== SELECTED EXCERPT
Over 2,000, mostly elderly peasants held a "Rally of second-class citizens" last Tuesday (4 April) on Republic Square in Belgrade. The rally was organized by the Farmers' Independent Trade Union of Serbia (NSZS) led by Djordje Garabandic.

The peasants demanded the payment of agricultural products which the state had bought, lower taxes, realistic prices, a three year tax exemption, the resignation of Minister of Agriculture Ivko Djonovic...

The peasants' trade union accuses the Serbian Government of not punishing the robbing of the farmers, because it tolerates, among other things, the sale of mineral fertilizers without the prescribed quantity of chemical substances.

Garabandic claims that the peasants will not be able to ensure half of last year's yield, and that the grain yields will be 30% under the usual yield.

The peasants' delegation contacted the Serbian Government which came up with some hazy promises. When the rally started, Minister Djonovic was in the Assembly, defending the Government's thesis that compared to 1993, agricultural production in 1994 was greater by 5% to 6%, that agriculture had priority in getting fuel (diesel) under sanctions, that the peasants did get the money for the wheat through an exchange of goods in treasury bills, that the Government hadn't promised gold for the wheat but that the National Bank had promised gold for money from the sale of wheat, that the recent cash payment for grapes and tobacco could not be the reason for the shocks on the black market.
====
== DATA SUPPLIED
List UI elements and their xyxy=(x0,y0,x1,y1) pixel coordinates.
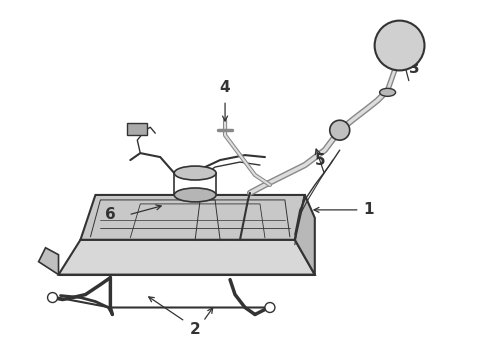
Circle shape xyxy=(330,120,350,140)
Ellipse shape xyxy=(380,88,395,96)
Polygon shape xyxy=(58,240,315,275)
Circle shape xyxy=(265,302,275,312)
Text: 5: 5 xyxy=(315,153,325,167)
Text: 3: 3 xyxy=(409,61,420,76)
Text: 4: 4 xyxy=(220,80,230,95)
Ellipse shape xyxy=(174,188,216,202)
Circle shape xyxy=(375,21,424,71)
Polygon shape xyxy=(80,195,305,240)
Text: 1: 1 xyxy=(364,202,374,217)
Ellipse shape xyxy=(174,166,216,180)
Circle shape xyxy=(48,293,57,302)
FancyBboxPatch shape xyxy=(127,123,147,135)
Polygon shape xyxy=(295,195,315,275)
Text: 6: 6 xyxy=(105,207,116,222)
Text: 2: 2 xyxy=(190,322,200,337)
Polygon shape xyxy=(39,248,58,275)
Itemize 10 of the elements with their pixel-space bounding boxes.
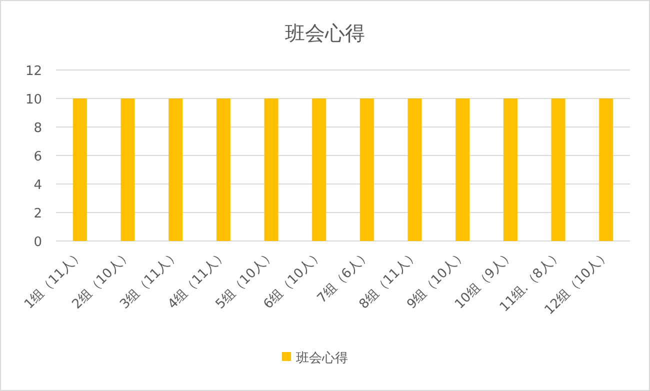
y-tick-label: 10	[25, 92, 42, 108]
y-tick-label: 0	[34, 235, 42, 250]
y-tick-label: 8	[34, 121, 42, 136]
chart-title: 班会心得	[285, 21, 365, 45]
legend-label: 班会心得	[296, 350, 348, 366]
y-tick-label: 12	[25, 64, 42, 79]
y-tick-label: 2	[34, 206, 42, 222]
y-tick-label: 4	[34, 178, 42, 193]
legend: 班会心得	[282, 351, 348, 366]
y-tick-label: 6	[34, 150, 42, 164]
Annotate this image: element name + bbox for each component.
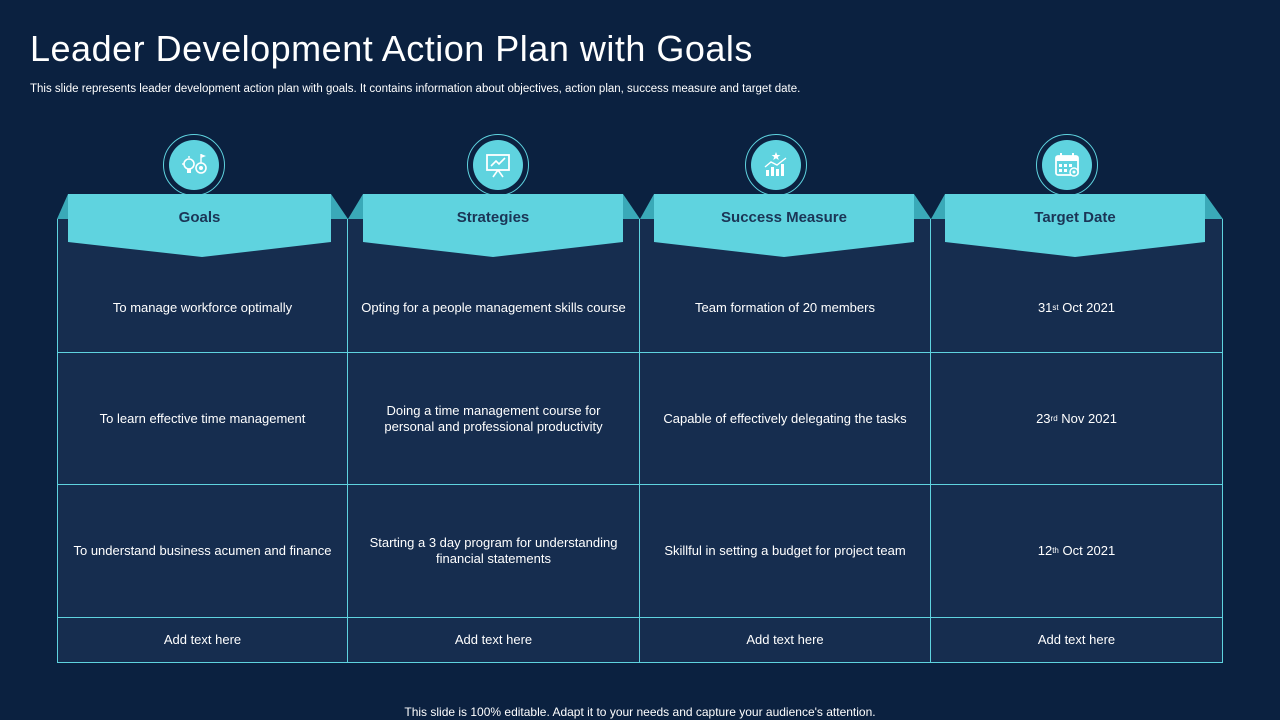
date-day: 31 bbox=[1037, 299, 1053, 315]
action-plan-table: To manage workforce optimally Opting for… bbox=[57, 219, 1223, 663]
target-date-icon-badge bbox=[1036, 134, 1098, 196]
goals-icon-badge bbox=[163, 134, 225, 196]
table-cell-strategy[interactable]: Opting for a people management skills co… bbox=[348, 219, 640, 353]
growth-chart-star-icon bbox=[764, 152, 787, 176]
presentation-board-icon bbox=[486, 154, 510, 178]
table-cell-strategy[interactable]: Starting a 3 day program for understandi… bbox=[348, 485, 640, 618]
placeholder-cell[interactable]: Add text here bbox=[931, 618, 1223, 663]
page-title: Leader Development Action Plan with Goal… bbox=[30, 28, 753, 69]
table-cell-measure[interactable]: Team formation of 20 members bbox=[640, 219, 931, 353]
date-day: 23 bbox=[1036, 410, 1051, 426]
page-subtitle: This slide represents leader development… bbox=[30, 83, 801, 95]
date-rest: Nov 2021 bbox=[1057, 410, 1117, 426]
idea-target-icon bbox=[182, 154, 207, 174]
success-measure-icon-badge bbox=[745, 134, 807, 196]
calendar-icon bbox=[1055, 153, 1079, 177]
date-rest: Oct 2021 bbox=[1058, 299, 1116, 315]
date-rest: Oct 2021 bbox=[1058, 543, 1116, 558]
table-cell-measure[interactable]: Skillful in setting a budget for project… bbox=[640, 485, 931, 618]
placeholder-cell[interactable]: Add text here bbox=[57, 618, 348, 663]
placeholder-cell[interactable]: Add text here bbox=[348, 618, 640, 663]
date-day: 12 bbox=[1037, 543, 1053, 558]
table-cell-goal[interactable]: To manage workforce optimally bbox=[57, 219, 348, 353]
placeholder-cell[interactable]: Add text here bbox=[640, 618, 931, 663]
strategies-icon-badge bbox=[467, 134, 529, 196]
table-cell-strategy[interactable]: Doing a time management course for perso… bbox=[348, 353, 640, 485]
table-cell-goal[interactable]: To learn effective time management bbox=[57, 353, 348, 485]
table-cell-measure[interactable]: Capable of effectively delegating the ta… bbox=[640, 353, 931, 485]
table-cell-goal[interactable]: To understand business acumen and financ… bbox=[57, 485, 348, 618]
footer-note: This slide is 100% editable. Adapt it to… bbox=[404, 705, 876, 719]
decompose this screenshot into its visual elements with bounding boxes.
====
INSTRUCTIONS FOR THE TASK
According to the report on the Belgrade peasants' rally, how far below the usual yield does Garabandic expect grain yields to be?

COMPLETED TASK
30% under the usual yield.